* [EXERCISE DESCRIPTION]
Filter the lines below, copying only those with the string "Schowki".

* [Data entries]
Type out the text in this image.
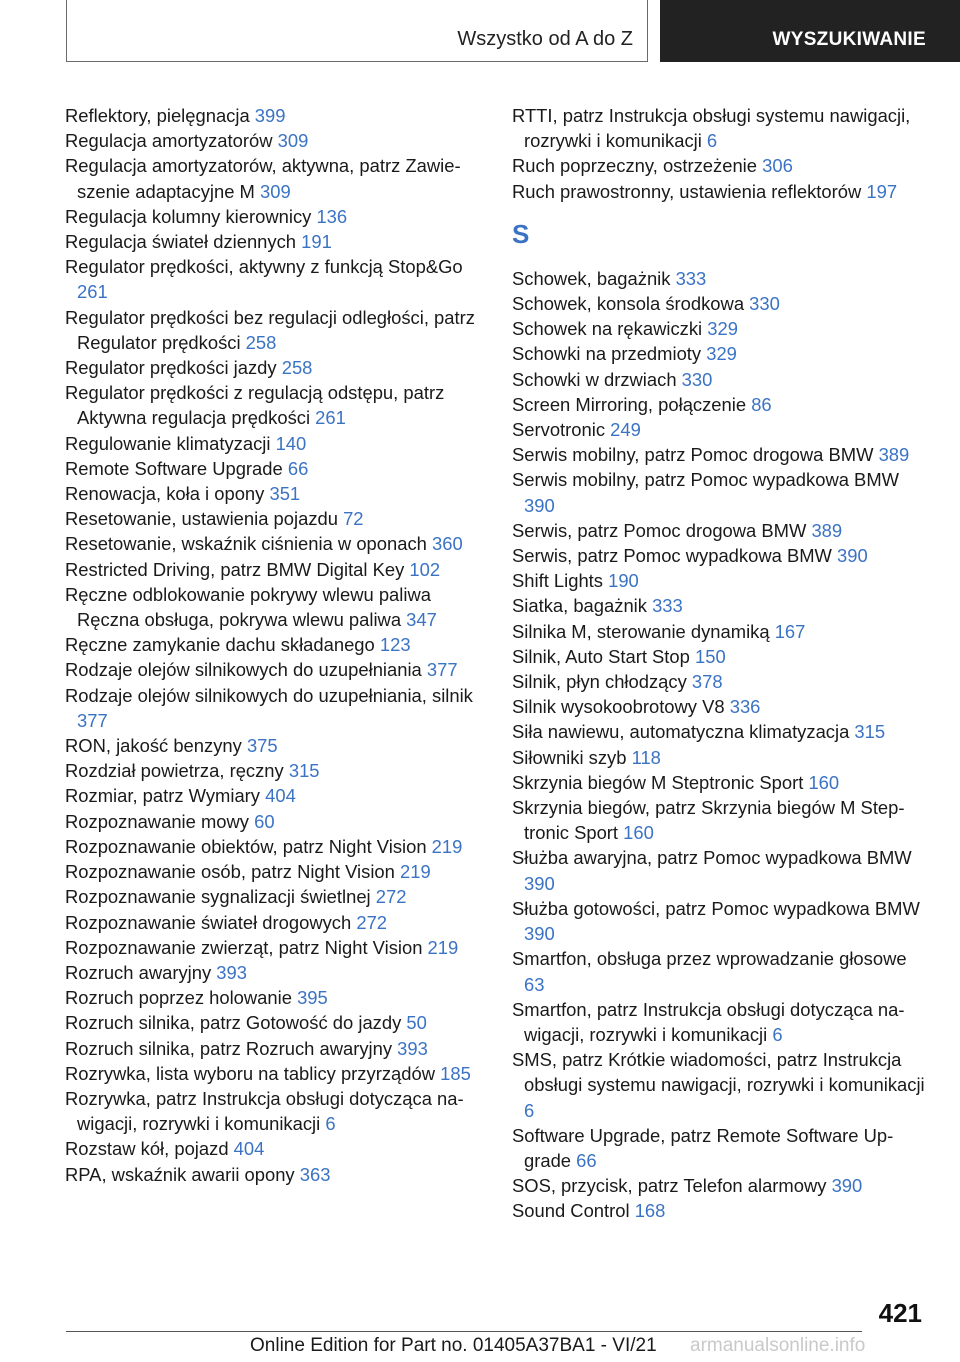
Wszystko od A do Z	WYSZUKIWANIE

Reflektory, pielęgnacja 399

Regulacja amortyzatorów 309

Regulacja amortyzatorów, aktywna, patrz Zawieszenie adaptacyjne M 309

Regulacja kolumny kierownicy 136

Regulacja świateł dziennych 191

Regulator prędkości, aktywny z funkcją Stop&Go 261

Regulator prędkości bez regulacji odległości, patrz Regulator prędkości 258

Regulator prędkości jazdy 258

Regulator prędkości z regulacją odstępu, patrz Aktywna regulacja prędkości 261

Regulowanie klimatyzacji 140

Remote Software Upgrade 66

Renowacja, koła i opony 351

Resetowanie, ustawienia pojazdu 72

Resetowanie, wskaźnik ciśnienia w oponach 360

Restricted Driving, patrz BMW Digital Key 102

Ręczne odblokowanie pokrywy wlewu paliwa Ręczna obsługa, pokrywa wlewu paliwa 347

Ręczne zamykanie dachu składanego 123

Rodzaje olejów silnikowych do uzupełniania 377

Rodzaje olejów silnikowych do uzupełniania, silnik 377

RON, jakość benzyny 375

Rozdział powietrza, ręczny 315

Rozmiar, patrz Wymiary 404

Rozpoznawanie mowy 60

Rozpoznawanie obiektów, patrz Night Vision 219

Rozpoznawanie osób, patrz Night Vision 219

Rozpoznawanie sygnalizacji świetlnej 272

Rozpoznawanie świateł drogowych 272

Rozpoznawanie zwierząt, patrz Night Vision 219

Rozruch awaryjny 393

Rozruch poprzez holowanie 395

Rozruch silnika, patrz Gotowość do jazdy 50

Rozruch silnika, patrz Rozruch awaryjny 393

Rozrywka, lista wyboru na tablicy przyrządów 185

Rozrywka, patrz Instrukcja obsługi dotycząca nawigacji, rozrywki i komunikacji 6

Rozstaw kół, pojazd 404

RPA, wskaźnik awarii opony 363

RTTI, patrz Instrukcja obsługi systemu nawigacji, rozrywki i komunikacji 6

Ruch poprzeczny, ostrzeżenie 306

Ruch prawostronny, ustawienia reflektorów 197

S

Schowek, bagażnik 333

Schowek, konsola środkowa 330

Schowek na rękawiczki 329

Schowki na przedmioty 329

Schowki w drzwiach 330

Screen Mirroring, połączenie 86

Servotronic 249

Serwis mobilny, patrz Pomoc drogowa BMW 389

Serwis mobilny, patrz Pomoc wypadkowa BMW 390

Serwis, patrz Pomoc drogowa BMW 389

Serwis, patrz Pomoc wypadkowa BMW 390

Shift Lights 190

Siatka, bagażnik 333

Silnika M, sterowanie dynamiką 167

Silnik, Auto Start Stop 150

Silnik, płyn chłodzący 378

Silnik wysokoobrotowy V8 336

Siła nawiewu, automatyczna klimatyzacja 315

Siłowniki szyb 118

Skrzynia biegów M Steptronic Sport 160

Skrzynia biegów, patrz Skrzynia biegów M Steptronic Sport 160

Służba awaryjna, patrz Pomoc wypadkowa BMW 390

Służba gotowości, patrz Pomoc wypadkowa BMW 390

Smartfon, obsługa przez wprowadzanie głosowe 63

Smartfon, patrz Instrukcja obsługi dotycząca nawigacji, rozrywki i komunikacji 6

SMS, patrz Krótkie wiadomości, patrz Instrukcja obsługi systemu nawigacji, rozrywki i komunikacji 6

Software Upgrade, patrz Remote Software Upgrade 66

SOS, przycisk, patrz Telefon alarmowy 390

Sound Control 168

421
Online Edition for Part no. 01405A37BA1 - VI/21 armanualsonline.info
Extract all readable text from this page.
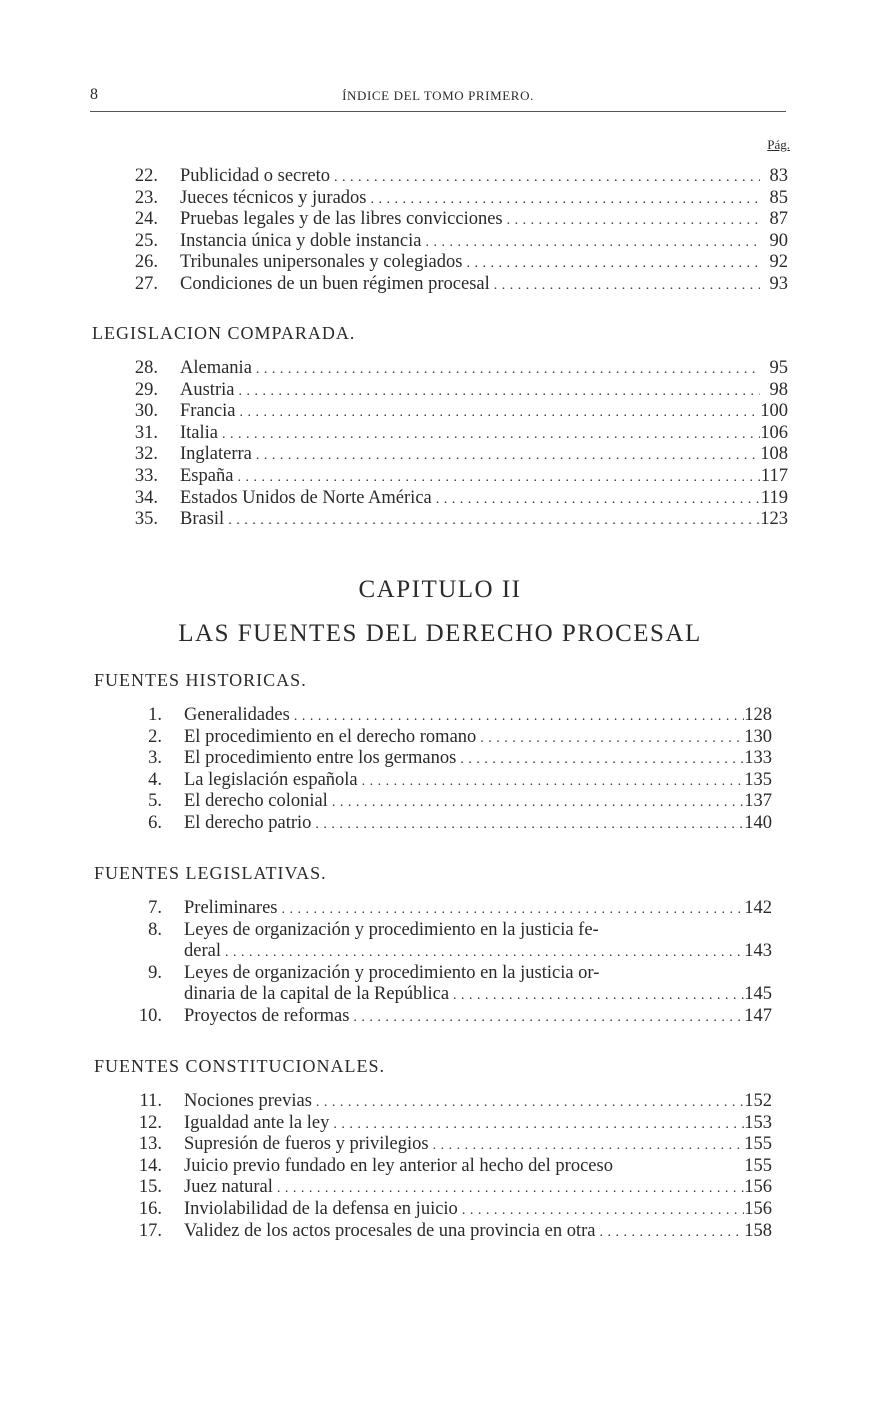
8	ÍNDICE DEL TOMO PRIMERO.
Pág.
22. Publicidad o secreto . . .	83
23. Jueces técnicos y jurados . . .	85
24. Pruebas legales y de las libres convicciones . . .	87
25. Instancia única y doble instancia . . .	90
26. Tribunales unipersonales y colegiados . . .	92
27. Condiciones de un buen régimen procesal . . .	93
LEGISLACION COMPARADA.
28. Alemania . . .	95
29. Austria . . .	98
30. Francia . . .	100
31. Italia . . .	106
32. Inglaterra . . .	108
33. España . . .	117
34. Estados Unidos de Norte América . . .	119
35. Brasil . . .	123
CAPITULO II
LAS FUENTES DEL DERECHO PROCESAL
FUENTES HISTORICAS.
1. Generalidades . . .	128
2. El procedimiento en el derecho romano . . .	130
3. El procedimiento entre los germanos . . .	133
4. La legislación española . . .	135
5. El derecho colonial . . .	137
6. El derecho patrio . . .	140
FUENTES LEGISLATIVAS.
7. Preliminares . . .	142
8. Leyes de organización y procedimiento en la justicia fe-
deral . . .	143
9. Leyes de organización y procedimiento en la justicia or-
dinaria de la capital de la República . . .	145
10. Proyectos de reformas . . .	147
FUENTES CONSTITUCIONALES.
11. Nociones previas . . .	152
12. Igualdad ante la ley . . .	153
13. Supresión de fueros y privilegios . . .	155
14. Juicio previo fundado en ley anterior al hecho del proceso	155
15. Juez natural . . .	156
16. Inviolabilidad de la defensa en juicio . . .	156
17. Validez de los actos procesales de una provincia en otra . . .	158
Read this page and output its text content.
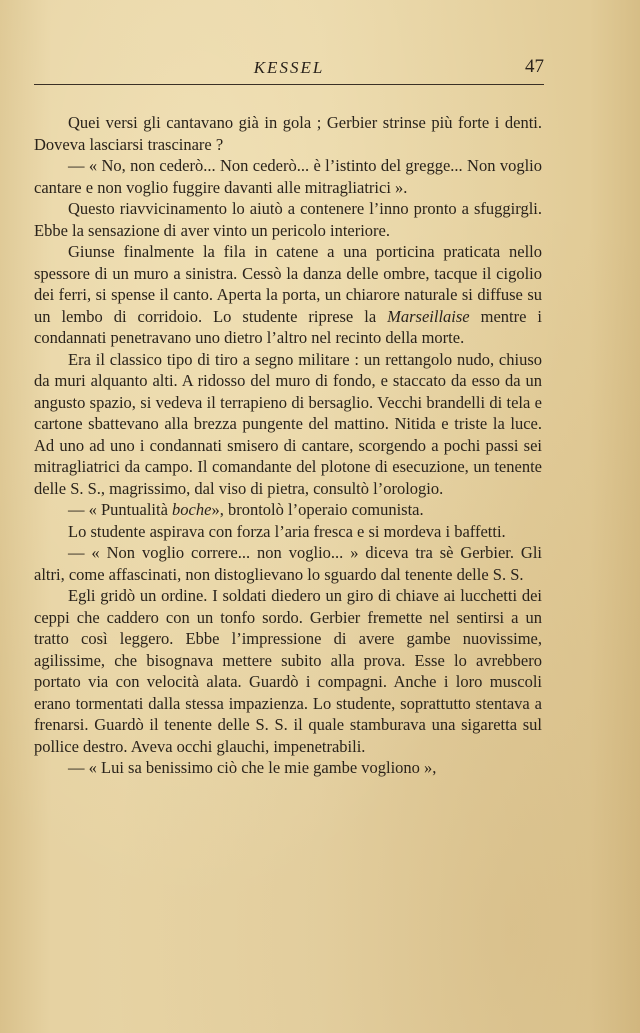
KESSEL	47

Quei versi gli cantavano già in gola ; Gerbier strinse più forte i denti. Doveva lasciarsi trascinare ?

— « No, non cederò... Non cederò... è l’istinto del gregge... Non voglio cantare e non voglio fuggire davanti alle mitragliatrici ».

Questo riavvicinamento lo aiutò a contenere l’inno pronto a sfuggirgli. Ebbe la sensazione di aver vinto un pericolo interiore.

Giunse finalmente la fila in catene a una porticina praticata nello spessore di un muro a sinistra. Cessò la danza delle ombre, tacque il cigolio dei ferri, si spense il canto. Aperta la porta, un chiarore naturale si diffuse su un lembo di corridoio. Lo studente riprese la Marseillaise mentre i condannati penetravano uno dietro l’altro nel recinto della morte.

Era il classico tipo di tiro a segno militare : un rettangolo nudo, chiuso da muri alquanto alti. A ridosso del muro di fondo, e staccato da esso da un angusto spazio, si vedeva il terrapieno di bersaglio. Vecchi brandelli di tela e cartone sbattevano alla brezza pungente del mattino. Nitida e triste la luce. Ad uno ad uno i condannati smisero di cantare, scorgendo a pochi passi sei mitragliatrici da campo. Il comandante del plotone di esecuzione, un tenente delle S. S., magrissimo, dal viso di pietra, consultò l’orologio.

— « Puntualità boche», brontolò l’operaio comunista.

Lo studente aspirava con forza l’aria fresca e si mordeva i baffetti.

— « Non voglio correre... non voglio... » diceva tra sè Gerbier. Gli altri, come affascinati, non distoglievano lo sguardo dal tenente delle S. S.

Egli gridò un ordine. I soldati diedero un giro di chiave ai lucchetti dei ceppi che caddero con un tonfo sordo. Gerbier fremette nel sentirsi a un tratto così leggero. Ebbe l’impressione di avere gambe nuovissime, agilissime, che bisognava mettere subito alla prova. Esse lo avrebbero portato via con velocità alata. Guardò i compagni. Anche i loro muscoli erano tormentati dalla stessa impazienza. Lo studente, soprattutto stentava a frenarsi. Guardò il tenente delle S. S. il quale stamburava una sigaretta sul pollice destro. Aveva occhi glauchi, impenetrabili.

— « Lui sa benissimo ciò che le mie gambe vogliono »,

* [EXERCISE ANSWER]
Schowki na przedmioty 329
Schowki w drzwiach 330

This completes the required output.